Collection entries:
-- Begin --

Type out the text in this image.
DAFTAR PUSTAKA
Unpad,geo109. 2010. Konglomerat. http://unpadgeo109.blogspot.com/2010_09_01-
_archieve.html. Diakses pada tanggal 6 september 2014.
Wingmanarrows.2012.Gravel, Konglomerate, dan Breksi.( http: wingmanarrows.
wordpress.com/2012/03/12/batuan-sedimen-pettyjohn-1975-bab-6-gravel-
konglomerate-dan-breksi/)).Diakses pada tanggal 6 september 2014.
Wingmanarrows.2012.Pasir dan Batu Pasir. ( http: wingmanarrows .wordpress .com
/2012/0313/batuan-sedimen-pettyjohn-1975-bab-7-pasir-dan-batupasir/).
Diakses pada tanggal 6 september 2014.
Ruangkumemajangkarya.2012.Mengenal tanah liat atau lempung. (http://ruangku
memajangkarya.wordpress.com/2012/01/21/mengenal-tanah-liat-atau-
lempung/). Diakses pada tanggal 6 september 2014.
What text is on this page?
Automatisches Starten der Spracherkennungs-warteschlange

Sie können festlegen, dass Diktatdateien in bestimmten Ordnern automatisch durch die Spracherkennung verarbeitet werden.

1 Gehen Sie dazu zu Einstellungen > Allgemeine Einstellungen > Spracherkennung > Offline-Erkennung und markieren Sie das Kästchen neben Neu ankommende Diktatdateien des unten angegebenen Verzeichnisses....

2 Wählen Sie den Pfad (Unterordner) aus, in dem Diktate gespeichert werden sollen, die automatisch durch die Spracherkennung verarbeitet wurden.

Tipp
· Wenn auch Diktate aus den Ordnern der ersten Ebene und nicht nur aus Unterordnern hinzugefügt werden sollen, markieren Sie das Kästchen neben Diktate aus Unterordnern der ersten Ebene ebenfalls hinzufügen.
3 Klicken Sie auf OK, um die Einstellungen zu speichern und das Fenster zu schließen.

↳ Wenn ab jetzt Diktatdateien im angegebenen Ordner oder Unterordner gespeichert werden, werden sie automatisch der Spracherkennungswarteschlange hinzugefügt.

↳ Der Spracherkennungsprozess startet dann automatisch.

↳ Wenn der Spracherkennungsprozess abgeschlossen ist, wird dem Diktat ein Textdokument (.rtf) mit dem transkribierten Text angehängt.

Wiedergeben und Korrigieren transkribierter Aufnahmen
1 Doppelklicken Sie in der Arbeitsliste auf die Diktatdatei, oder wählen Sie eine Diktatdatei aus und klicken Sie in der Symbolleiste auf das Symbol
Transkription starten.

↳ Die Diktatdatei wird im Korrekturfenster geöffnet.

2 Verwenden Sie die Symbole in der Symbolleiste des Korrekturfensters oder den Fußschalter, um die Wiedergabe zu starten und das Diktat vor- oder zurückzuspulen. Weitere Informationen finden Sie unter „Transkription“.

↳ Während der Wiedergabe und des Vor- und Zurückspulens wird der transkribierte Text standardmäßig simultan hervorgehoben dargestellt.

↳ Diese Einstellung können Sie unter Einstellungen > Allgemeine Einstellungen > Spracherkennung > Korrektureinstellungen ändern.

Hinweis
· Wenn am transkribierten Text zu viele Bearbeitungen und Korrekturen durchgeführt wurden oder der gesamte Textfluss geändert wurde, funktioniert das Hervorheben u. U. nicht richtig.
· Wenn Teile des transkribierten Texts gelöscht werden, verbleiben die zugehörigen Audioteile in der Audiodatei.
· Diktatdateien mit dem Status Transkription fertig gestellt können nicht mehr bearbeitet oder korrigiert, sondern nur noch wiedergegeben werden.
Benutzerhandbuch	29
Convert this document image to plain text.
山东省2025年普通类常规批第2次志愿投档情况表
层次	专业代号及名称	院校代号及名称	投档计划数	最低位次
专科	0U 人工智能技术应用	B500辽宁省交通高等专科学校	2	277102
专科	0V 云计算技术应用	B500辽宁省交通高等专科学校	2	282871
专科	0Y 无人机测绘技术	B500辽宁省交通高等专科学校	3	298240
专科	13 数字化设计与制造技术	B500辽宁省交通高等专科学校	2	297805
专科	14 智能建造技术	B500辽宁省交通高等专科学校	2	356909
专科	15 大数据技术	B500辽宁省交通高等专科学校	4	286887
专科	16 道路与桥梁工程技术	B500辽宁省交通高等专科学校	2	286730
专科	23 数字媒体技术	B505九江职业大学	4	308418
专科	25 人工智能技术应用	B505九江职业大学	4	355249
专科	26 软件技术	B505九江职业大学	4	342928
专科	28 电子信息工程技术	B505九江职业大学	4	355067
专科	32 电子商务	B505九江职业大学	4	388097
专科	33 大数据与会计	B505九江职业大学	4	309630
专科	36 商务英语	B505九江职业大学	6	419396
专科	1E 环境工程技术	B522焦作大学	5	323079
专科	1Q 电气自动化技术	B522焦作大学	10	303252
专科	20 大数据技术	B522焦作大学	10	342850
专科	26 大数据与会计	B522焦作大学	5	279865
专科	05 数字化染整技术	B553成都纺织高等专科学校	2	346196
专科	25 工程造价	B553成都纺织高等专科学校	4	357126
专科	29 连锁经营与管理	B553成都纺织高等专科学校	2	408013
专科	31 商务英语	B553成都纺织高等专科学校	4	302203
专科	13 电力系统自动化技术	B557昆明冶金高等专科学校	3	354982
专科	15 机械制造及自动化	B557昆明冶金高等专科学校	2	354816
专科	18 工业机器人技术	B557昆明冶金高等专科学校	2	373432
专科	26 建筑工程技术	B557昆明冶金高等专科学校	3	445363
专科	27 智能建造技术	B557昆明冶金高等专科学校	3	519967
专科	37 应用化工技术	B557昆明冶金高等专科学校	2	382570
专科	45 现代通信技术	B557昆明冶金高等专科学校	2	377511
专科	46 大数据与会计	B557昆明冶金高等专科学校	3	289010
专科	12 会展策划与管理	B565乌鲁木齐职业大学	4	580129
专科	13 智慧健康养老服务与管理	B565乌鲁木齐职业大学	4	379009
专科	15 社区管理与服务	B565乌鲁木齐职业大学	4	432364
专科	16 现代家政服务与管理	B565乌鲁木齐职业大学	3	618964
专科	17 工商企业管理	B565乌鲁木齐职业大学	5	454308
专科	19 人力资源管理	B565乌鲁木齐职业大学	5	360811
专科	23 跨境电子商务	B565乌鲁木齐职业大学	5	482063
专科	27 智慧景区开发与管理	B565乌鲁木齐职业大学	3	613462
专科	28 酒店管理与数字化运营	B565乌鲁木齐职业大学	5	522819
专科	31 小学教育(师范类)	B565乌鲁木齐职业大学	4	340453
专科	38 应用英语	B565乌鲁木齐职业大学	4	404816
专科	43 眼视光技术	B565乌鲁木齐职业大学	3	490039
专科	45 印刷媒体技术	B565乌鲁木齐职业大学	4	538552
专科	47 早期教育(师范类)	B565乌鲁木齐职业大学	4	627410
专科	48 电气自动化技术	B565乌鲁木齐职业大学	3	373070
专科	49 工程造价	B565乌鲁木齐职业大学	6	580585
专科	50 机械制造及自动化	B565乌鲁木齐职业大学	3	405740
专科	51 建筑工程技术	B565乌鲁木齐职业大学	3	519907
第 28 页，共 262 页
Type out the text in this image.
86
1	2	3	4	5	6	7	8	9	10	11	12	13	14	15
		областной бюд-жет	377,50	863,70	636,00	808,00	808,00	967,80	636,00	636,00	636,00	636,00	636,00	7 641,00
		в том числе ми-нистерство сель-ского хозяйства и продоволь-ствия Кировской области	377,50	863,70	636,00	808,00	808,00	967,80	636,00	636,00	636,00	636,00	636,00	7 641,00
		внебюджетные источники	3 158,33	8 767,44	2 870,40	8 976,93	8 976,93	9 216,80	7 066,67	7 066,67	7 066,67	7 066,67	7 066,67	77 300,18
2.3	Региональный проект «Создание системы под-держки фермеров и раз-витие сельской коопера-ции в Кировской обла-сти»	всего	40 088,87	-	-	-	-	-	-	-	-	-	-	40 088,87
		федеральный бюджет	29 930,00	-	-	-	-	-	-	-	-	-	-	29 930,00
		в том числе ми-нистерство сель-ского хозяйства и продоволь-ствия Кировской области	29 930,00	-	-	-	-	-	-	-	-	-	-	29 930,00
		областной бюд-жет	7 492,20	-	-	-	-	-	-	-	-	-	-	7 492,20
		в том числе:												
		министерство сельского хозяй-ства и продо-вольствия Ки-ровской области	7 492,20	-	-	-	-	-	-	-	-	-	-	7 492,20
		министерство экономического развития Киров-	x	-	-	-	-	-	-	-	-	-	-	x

-- End --

GOAL OF THE EXERCISE:
Each line that has the word "sollen" should be copied.

FINISHED TASK:
2 Wählen Sie den Pfad (Unterordner) aus, in dem Diktate gespeichert werden sollen, die automatisch durch die Spracherkennung verarbeitet wurden.
· Wenn auch Diktate aus den Ordnern der ersten Ebene und nicht nur aus Unterordnern hinzugefügt werden sollen, markieren Sie das Kästchen neben Diktate aus Unterordnern der ersten Ebene ebenfalls hinzufügen.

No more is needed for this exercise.